Records from a collection of figures:
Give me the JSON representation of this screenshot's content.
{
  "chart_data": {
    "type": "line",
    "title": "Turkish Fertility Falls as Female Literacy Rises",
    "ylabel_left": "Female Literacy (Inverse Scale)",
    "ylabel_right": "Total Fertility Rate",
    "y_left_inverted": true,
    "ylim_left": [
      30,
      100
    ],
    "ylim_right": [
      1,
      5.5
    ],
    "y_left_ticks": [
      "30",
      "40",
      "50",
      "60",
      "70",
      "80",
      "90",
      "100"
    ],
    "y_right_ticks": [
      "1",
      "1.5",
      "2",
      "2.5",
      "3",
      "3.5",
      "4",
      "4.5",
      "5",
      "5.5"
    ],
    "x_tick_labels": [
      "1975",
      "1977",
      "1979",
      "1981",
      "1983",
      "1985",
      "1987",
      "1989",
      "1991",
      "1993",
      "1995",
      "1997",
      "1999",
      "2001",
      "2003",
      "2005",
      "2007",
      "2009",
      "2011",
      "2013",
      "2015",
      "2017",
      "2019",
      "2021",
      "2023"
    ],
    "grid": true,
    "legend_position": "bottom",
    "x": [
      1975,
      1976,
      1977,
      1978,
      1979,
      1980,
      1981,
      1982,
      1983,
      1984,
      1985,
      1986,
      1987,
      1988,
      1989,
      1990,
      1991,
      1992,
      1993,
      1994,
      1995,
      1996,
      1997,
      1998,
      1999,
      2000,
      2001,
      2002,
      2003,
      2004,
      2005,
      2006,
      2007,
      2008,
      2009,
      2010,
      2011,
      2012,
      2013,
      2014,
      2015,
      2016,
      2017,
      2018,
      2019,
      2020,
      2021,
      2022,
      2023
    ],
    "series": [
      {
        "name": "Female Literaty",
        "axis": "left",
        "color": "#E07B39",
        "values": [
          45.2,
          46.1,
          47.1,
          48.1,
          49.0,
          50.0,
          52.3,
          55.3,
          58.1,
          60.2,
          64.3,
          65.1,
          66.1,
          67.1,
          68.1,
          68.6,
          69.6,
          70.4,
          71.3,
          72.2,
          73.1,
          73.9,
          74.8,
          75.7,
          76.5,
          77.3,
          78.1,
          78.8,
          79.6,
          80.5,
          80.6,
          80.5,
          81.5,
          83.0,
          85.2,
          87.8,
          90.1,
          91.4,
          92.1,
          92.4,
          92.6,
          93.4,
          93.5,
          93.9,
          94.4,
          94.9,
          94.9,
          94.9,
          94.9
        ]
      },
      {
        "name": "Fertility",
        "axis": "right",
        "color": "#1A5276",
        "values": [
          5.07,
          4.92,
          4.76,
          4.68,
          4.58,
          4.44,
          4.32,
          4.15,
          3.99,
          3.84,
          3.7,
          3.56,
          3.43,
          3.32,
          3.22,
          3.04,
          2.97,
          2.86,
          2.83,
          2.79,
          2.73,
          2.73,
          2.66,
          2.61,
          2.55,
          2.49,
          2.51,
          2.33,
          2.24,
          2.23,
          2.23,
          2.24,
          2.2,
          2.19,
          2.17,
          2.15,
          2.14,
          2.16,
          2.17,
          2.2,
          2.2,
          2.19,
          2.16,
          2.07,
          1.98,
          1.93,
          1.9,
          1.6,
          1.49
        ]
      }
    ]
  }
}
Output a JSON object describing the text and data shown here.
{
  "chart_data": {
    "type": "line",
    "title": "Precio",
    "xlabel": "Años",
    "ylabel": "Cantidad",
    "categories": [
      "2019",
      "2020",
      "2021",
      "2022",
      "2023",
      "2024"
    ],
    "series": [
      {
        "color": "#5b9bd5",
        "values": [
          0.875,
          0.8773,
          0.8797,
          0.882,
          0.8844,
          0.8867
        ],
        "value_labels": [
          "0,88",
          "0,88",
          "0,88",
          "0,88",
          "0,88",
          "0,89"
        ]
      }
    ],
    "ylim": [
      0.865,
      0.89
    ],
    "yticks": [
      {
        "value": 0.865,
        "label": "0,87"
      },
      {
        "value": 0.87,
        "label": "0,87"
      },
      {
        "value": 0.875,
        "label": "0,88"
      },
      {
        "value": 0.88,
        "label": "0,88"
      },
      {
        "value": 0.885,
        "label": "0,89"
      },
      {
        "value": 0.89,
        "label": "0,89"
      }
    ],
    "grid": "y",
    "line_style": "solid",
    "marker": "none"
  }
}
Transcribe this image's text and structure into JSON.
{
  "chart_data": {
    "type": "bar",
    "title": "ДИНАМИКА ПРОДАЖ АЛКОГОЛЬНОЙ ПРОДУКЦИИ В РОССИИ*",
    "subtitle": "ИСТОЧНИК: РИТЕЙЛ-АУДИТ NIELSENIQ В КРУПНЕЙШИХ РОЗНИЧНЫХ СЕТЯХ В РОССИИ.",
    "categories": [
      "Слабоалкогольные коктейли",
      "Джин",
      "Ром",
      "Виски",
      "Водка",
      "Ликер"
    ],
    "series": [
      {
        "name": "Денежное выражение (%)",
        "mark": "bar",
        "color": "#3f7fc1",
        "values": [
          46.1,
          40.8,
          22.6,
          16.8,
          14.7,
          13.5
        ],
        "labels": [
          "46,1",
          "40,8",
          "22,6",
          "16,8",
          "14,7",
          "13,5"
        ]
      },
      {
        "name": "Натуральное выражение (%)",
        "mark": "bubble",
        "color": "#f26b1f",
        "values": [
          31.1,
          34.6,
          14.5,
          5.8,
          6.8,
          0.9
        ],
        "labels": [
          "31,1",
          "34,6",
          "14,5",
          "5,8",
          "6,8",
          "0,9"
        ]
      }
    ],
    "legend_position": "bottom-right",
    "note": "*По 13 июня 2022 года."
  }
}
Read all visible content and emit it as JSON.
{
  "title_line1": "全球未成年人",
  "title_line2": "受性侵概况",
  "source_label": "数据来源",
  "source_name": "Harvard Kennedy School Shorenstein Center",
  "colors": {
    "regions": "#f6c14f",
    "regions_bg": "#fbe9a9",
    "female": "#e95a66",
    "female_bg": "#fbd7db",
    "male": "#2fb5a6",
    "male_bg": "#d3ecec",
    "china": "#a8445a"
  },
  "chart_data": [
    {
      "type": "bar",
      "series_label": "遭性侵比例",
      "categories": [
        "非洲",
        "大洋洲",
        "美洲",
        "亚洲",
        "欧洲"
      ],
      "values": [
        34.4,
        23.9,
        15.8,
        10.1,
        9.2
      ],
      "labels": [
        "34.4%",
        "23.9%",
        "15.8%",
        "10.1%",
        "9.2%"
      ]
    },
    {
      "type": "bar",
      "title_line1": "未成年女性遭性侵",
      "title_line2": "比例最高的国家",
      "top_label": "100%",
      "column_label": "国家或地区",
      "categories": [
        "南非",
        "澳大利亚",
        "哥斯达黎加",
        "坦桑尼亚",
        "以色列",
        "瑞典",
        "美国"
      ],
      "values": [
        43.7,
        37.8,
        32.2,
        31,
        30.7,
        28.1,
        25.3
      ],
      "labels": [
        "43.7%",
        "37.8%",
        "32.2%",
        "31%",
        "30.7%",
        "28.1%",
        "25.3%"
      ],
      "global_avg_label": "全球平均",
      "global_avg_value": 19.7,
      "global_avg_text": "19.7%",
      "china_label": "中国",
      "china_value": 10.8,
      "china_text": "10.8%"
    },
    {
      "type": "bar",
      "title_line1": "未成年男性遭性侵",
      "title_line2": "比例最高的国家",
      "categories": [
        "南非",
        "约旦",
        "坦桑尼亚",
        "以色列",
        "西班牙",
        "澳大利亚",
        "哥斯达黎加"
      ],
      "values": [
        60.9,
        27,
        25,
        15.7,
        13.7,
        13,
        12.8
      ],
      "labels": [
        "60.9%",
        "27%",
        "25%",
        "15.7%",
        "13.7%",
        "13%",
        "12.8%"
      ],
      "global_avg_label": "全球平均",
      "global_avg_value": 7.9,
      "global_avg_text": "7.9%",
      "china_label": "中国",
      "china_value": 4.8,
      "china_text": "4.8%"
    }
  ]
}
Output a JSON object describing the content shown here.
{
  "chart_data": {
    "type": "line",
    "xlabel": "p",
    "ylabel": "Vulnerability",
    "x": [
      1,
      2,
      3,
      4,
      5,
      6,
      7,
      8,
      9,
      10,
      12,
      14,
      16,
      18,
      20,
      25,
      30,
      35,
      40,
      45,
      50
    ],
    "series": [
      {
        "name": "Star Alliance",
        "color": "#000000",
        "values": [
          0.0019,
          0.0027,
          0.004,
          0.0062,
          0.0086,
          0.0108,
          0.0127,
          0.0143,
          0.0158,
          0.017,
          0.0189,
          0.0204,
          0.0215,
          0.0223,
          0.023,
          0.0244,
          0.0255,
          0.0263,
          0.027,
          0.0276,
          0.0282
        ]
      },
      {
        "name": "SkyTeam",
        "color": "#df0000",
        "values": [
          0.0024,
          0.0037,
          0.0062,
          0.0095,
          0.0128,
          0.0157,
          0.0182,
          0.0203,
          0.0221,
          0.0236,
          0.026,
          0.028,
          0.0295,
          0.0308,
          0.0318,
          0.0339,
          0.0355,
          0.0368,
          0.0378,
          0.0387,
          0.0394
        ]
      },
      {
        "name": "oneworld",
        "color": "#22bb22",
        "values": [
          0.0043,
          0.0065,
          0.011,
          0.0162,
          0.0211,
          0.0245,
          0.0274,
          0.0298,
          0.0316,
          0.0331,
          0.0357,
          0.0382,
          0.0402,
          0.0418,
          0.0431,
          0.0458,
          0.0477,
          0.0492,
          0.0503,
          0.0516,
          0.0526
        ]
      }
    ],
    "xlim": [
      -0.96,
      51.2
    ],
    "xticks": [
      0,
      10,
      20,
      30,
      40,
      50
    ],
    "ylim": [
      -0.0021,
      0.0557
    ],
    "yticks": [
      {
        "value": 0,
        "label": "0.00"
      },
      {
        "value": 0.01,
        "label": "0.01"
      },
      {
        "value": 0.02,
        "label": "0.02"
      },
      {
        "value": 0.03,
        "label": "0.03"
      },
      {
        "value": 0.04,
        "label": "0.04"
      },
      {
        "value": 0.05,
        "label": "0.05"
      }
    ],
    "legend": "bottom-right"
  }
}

WHAT YOU HAVE TO DO: Search the data for the string "Literacy" and copy each line where it appears.

OUTPUT BELOW:
    "title": "Turkish Fertility Falls as Female Literacy Rises",
    "ylabel_left": "Female Literacy (Inverse Scale)",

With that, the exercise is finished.